Records shown ▸
========
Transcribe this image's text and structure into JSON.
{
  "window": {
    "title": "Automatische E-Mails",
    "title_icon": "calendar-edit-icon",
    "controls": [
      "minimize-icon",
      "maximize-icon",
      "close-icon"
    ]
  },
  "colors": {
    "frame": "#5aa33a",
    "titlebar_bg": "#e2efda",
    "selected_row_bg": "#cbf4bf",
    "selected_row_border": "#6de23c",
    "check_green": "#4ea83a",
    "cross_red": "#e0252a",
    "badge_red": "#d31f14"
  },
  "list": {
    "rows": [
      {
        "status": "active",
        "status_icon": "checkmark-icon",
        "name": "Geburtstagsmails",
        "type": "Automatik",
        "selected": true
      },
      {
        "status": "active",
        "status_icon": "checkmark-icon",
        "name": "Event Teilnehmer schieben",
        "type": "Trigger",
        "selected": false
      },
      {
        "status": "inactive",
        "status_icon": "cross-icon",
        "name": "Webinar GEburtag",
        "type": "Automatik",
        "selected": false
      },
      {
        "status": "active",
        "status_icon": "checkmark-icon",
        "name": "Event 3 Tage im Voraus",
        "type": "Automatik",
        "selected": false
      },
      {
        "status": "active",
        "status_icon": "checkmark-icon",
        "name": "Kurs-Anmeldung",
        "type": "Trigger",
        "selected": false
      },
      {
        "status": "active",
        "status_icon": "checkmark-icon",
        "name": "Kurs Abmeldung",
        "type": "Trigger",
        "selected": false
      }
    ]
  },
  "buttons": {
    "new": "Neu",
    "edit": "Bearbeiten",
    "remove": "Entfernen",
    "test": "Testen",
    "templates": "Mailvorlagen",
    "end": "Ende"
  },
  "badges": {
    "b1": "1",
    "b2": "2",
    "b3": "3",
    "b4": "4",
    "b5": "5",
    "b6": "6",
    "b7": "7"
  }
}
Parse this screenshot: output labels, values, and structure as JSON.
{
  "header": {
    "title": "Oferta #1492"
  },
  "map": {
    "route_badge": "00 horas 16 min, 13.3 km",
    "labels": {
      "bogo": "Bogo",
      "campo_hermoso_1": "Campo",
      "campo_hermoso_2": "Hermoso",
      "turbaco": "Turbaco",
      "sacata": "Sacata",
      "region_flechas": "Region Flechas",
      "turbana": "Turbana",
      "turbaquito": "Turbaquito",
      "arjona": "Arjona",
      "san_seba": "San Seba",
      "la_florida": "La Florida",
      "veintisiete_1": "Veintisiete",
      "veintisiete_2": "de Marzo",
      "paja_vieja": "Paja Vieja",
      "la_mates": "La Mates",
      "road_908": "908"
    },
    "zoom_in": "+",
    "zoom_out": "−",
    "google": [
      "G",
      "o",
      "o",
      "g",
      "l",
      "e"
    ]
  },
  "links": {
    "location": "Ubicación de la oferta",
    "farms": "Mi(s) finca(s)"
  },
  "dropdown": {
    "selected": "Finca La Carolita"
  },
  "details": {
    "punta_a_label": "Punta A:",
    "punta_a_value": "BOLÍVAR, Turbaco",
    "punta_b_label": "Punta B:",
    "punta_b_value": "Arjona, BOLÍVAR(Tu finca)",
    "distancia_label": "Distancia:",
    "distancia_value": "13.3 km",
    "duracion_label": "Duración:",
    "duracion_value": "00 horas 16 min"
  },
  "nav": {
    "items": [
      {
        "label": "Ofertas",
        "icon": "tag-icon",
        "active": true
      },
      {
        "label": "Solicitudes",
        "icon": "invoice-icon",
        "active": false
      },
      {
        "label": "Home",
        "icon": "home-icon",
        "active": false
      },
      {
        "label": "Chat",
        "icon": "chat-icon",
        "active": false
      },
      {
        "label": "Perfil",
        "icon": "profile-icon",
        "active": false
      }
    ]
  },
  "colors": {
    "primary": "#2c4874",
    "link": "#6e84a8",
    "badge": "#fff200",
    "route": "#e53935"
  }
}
========
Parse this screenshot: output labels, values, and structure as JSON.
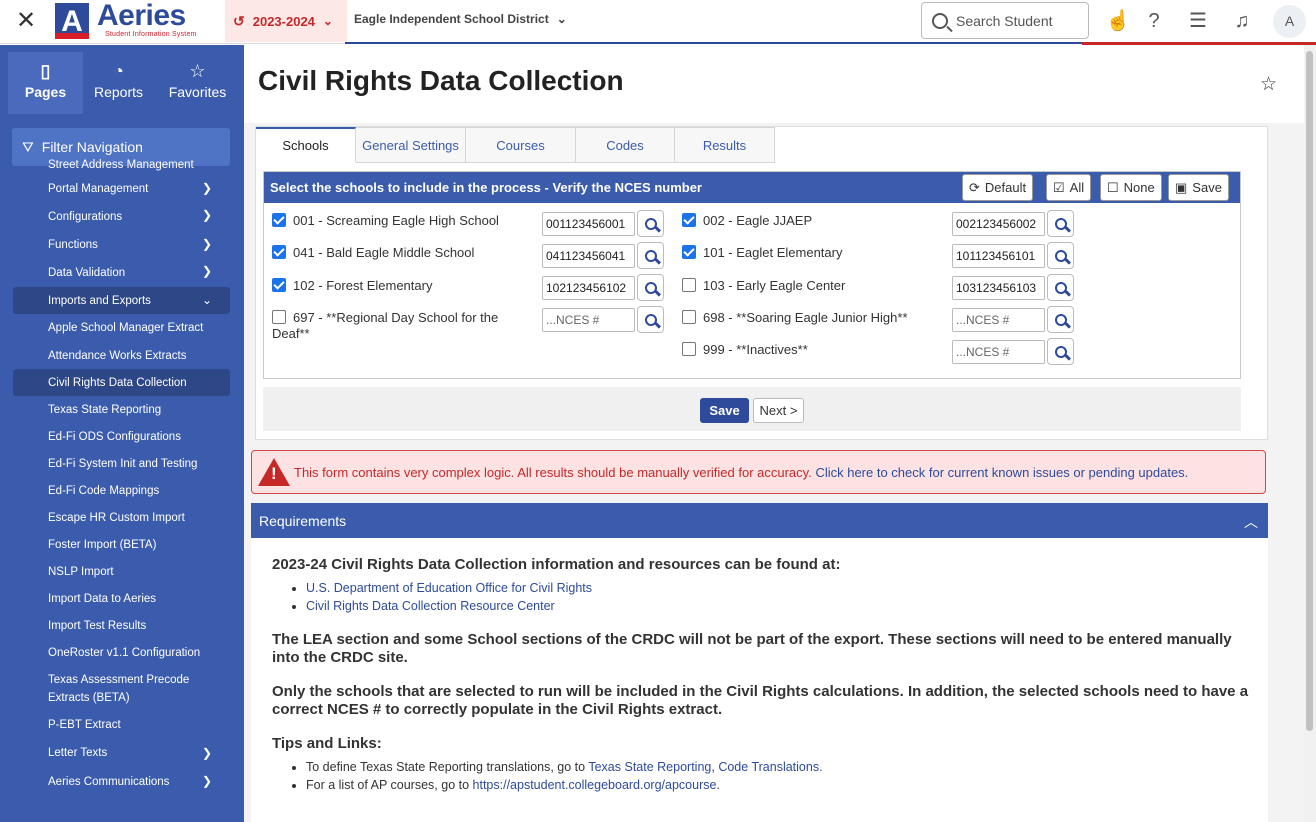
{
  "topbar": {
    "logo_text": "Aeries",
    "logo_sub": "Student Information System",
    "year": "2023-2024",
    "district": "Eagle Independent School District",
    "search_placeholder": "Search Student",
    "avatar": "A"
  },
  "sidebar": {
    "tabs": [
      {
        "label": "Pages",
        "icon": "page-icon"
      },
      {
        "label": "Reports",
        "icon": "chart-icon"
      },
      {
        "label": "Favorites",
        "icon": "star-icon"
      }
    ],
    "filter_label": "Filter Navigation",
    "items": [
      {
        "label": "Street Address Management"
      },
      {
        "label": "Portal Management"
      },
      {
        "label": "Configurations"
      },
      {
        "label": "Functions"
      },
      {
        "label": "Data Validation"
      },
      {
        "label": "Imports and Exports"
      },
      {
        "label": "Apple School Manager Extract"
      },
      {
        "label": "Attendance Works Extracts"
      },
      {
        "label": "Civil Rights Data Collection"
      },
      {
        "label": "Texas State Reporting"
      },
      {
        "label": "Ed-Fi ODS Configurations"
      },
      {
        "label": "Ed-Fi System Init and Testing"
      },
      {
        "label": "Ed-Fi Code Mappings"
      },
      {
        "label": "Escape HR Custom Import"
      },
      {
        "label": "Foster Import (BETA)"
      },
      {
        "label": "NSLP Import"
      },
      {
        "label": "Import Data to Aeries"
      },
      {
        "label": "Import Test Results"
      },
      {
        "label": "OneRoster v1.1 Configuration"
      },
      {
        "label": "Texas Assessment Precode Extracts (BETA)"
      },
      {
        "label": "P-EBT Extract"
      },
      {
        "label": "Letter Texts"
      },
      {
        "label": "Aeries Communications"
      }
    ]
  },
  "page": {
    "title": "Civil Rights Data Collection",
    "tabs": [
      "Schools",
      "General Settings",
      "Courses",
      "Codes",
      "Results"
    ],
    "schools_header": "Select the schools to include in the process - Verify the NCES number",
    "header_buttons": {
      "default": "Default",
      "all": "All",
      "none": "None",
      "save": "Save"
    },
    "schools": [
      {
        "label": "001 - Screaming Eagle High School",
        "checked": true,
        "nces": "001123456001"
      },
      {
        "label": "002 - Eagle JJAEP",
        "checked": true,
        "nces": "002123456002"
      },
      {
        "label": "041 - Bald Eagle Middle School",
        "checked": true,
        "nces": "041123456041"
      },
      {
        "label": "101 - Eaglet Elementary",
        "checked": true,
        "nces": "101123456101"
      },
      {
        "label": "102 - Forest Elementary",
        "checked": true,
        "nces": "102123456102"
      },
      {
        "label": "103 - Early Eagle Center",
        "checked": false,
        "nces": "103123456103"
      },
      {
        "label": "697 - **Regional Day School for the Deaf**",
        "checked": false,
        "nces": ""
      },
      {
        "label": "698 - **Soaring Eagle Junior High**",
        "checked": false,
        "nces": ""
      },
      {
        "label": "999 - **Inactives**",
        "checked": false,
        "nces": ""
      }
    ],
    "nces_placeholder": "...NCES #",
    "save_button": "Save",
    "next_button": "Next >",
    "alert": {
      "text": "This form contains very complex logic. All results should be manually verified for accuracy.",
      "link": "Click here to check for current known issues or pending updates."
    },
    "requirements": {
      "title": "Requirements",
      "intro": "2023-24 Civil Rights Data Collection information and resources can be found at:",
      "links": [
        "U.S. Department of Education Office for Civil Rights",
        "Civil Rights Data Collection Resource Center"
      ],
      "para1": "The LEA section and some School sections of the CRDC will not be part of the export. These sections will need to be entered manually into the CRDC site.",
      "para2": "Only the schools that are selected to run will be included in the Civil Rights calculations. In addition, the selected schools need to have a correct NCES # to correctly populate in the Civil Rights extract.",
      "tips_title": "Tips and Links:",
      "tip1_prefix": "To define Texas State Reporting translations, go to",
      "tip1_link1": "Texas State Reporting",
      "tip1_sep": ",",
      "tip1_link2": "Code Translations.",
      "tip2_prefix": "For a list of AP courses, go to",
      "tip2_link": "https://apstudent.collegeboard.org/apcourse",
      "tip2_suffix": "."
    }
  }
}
========
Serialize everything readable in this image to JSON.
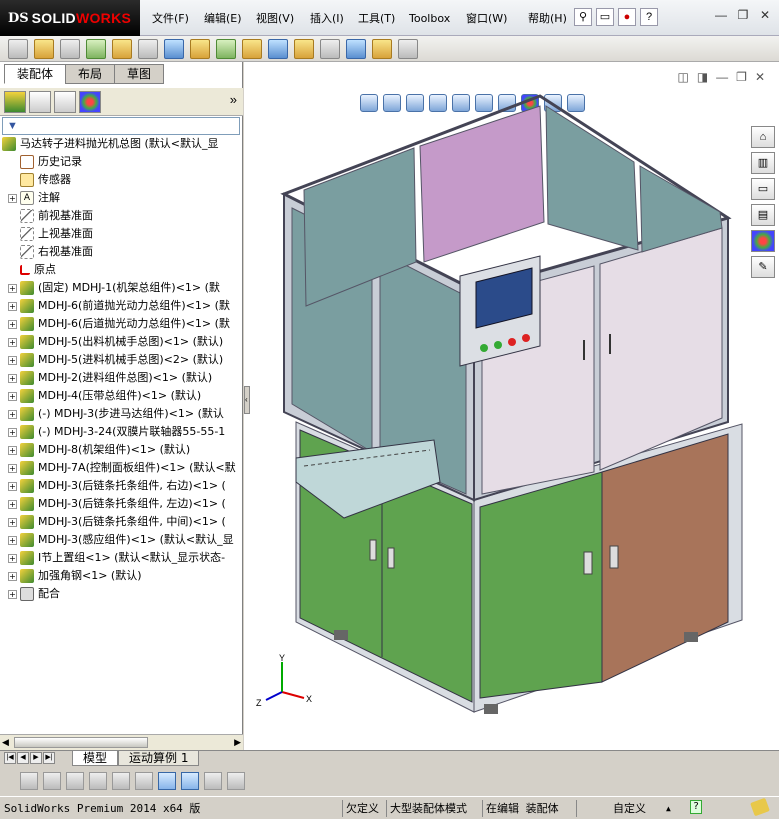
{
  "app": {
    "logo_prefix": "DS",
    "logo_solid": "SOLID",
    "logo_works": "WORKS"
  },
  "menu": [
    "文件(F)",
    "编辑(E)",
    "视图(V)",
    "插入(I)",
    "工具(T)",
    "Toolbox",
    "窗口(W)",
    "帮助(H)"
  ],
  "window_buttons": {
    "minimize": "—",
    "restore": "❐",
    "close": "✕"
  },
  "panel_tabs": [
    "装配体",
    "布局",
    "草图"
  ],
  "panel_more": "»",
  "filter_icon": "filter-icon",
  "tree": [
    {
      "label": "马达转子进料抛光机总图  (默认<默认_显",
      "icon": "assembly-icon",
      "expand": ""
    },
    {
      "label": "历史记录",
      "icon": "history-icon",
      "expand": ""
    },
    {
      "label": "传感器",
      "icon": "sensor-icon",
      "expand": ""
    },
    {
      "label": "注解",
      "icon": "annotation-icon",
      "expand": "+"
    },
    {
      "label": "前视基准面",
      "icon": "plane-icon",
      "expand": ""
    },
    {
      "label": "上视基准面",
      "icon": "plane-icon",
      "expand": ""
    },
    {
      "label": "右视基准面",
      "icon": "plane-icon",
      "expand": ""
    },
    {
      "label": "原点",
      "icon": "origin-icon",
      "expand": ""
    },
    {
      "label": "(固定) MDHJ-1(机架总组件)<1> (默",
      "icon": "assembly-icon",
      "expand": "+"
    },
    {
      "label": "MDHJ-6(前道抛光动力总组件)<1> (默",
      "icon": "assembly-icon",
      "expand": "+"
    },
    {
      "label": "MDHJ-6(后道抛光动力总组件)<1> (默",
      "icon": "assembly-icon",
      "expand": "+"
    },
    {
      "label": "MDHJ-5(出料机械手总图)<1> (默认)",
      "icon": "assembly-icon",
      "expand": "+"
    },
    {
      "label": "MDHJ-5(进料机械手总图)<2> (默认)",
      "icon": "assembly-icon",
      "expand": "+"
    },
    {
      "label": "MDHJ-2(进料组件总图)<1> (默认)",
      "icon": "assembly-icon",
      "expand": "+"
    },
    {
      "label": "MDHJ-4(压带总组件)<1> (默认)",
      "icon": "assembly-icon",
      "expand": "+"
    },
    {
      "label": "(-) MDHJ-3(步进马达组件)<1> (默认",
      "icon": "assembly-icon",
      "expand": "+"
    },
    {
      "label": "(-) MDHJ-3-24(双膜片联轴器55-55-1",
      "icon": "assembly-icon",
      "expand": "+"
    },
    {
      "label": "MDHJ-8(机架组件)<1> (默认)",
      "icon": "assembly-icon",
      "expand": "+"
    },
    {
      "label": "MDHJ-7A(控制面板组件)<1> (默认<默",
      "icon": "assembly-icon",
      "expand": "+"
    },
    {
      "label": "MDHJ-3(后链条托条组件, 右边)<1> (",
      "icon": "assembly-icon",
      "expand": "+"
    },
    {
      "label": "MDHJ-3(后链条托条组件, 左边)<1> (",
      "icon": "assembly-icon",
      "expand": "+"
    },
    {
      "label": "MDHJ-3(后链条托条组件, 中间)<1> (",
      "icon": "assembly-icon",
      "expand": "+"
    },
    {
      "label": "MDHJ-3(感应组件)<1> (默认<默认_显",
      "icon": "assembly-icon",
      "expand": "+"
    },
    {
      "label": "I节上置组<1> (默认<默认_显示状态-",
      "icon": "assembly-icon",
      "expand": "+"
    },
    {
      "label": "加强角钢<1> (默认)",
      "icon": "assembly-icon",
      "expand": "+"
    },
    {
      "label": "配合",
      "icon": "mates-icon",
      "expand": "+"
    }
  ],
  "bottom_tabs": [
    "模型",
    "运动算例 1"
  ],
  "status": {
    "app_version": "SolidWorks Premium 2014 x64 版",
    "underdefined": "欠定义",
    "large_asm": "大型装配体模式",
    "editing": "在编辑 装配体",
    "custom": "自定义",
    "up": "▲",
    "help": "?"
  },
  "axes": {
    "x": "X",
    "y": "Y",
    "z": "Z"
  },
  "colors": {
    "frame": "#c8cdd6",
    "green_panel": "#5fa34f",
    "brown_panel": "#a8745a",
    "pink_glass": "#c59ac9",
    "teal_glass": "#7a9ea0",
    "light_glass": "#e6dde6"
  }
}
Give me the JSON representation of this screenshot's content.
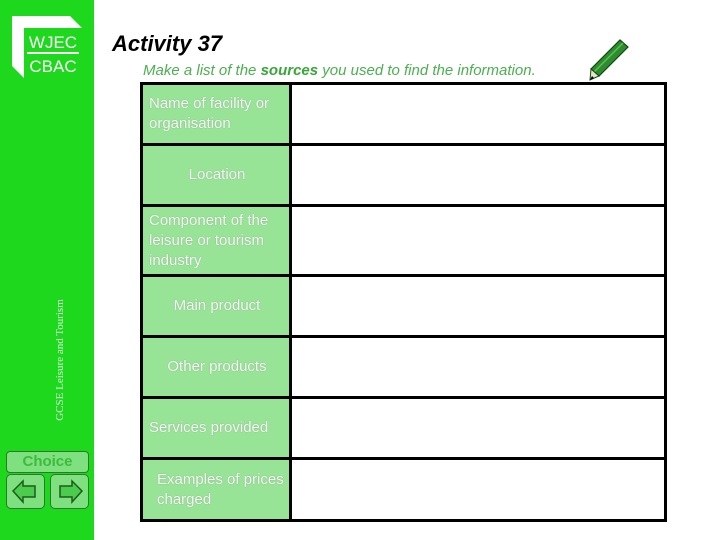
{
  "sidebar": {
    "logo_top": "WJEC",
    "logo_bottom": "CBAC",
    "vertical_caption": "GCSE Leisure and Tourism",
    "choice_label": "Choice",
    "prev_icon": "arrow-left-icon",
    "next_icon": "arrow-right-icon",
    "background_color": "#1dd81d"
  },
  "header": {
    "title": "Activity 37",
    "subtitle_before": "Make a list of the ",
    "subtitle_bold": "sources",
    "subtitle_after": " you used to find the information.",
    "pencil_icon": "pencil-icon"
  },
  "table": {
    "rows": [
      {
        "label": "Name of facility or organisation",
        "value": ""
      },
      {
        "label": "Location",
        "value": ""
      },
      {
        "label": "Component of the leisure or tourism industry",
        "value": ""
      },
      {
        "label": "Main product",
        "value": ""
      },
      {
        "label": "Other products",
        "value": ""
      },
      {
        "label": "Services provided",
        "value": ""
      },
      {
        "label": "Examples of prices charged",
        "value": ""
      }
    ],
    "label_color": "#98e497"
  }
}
========
Prompt ▸
Locate the lines above that hold the word "list". Show every one of them.

Output of the task ▸
  "list": {
      "tip2_prefix": "For a list of AP courses, go to",
    "subtitle_before": "Make a list of the ",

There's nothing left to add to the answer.